*WRITTEN INSTRUCTION*
Copy whichever lines contain the string "QUEEN".

*RAW DATA*
########
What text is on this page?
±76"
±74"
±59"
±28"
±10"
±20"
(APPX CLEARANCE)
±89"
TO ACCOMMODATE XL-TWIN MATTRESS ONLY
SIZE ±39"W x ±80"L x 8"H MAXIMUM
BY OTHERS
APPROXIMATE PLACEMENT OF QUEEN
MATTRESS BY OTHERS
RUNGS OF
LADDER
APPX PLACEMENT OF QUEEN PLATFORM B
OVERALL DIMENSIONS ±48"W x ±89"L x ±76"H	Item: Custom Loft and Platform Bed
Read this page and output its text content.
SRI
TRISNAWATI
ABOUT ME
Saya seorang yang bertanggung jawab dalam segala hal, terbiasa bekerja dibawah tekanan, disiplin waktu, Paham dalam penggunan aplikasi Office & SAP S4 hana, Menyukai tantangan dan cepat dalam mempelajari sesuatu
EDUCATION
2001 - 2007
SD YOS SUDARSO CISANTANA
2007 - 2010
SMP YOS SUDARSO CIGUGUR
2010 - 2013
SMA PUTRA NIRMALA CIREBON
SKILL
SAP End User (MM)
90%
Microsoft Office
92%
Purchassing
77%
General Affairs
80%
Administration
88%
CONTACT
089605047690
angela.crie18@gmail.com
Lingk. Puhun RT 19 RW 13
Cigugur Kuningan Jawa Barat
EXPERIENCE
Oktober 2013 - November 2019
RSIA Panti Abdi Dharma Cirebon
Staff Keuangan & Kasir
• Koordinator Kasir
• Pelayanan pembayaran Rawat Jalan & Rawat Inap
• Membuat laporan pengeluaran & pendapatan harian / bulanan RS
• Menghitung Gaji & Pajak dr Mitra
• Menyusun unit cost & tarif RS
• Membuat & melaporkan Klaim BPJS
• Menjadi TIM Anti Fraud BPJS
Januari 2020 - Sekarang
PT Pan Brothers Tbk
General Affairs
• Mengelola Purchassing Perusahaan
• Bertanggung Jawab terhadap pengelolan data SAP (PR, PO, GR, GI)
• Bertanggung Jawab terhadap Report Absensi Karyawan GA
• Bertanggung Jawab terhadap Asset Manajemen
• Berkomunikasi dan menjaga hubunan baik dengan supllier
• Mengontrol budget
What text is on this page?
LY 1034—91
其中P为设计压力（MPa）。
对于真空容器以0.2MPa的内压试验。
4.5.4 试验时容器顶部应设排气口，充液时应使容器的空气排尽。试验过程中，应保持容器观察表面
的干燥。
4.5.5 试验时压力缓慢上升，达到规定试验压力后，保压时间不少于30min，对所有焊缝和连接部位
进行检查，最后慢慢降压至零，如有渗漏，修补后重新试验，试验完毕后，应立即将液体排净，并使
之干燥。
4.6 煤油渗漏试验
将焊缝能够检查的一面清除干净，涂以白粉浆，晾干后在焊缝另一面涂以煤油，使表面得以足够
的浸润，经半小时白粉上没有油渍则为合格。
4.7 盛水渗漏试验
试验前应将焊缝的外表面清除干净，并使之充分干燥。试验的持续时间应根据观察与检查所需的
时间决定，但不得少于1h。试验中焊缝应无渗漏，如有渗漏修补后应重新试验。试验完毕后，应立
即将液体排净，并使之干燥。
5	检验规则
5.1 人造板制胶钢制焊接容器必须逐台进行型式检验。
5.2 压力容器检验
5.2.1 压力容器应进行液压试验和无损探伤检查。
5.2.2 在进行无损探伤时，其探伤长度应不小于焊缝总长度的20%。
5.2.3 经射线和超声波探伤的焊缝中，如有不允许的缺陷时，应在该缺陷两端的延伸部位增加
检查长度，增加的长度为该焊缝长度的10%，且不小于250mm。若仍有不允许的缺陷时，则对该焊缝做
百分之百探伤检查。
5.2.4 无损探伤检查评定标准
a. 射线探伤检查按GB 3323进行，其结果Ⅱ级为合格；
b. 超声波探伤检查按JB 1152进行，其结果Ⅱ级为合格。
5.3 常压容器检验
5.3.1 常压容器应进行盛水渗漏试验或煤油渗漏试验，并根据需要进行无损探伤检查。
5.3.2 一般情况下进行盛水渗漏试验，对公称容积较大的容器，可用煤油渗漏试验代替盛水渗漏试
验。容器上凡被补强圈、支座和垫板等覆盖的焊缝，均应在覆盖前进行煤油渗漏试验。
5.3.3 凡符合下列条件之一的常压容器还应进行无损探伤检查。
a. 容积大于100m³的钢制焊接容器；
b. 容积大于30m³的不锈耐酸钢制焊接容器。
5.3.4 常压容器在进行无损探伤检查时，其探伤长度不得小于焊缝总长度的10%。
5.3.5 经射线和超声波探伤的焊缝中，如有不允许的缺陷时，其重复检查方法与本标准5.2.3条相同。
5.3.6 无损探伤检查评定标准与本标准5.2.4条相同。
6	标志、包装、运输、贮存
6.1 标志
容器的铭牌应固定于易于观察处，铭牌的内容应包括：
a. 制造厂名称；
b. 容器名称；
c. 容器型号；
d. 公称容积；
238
########
*FINISHED TASK*
APPROXIMATE PLACEMENT OF QUEEN
APPX PLACEMENT OF QUEEN PLATFORM B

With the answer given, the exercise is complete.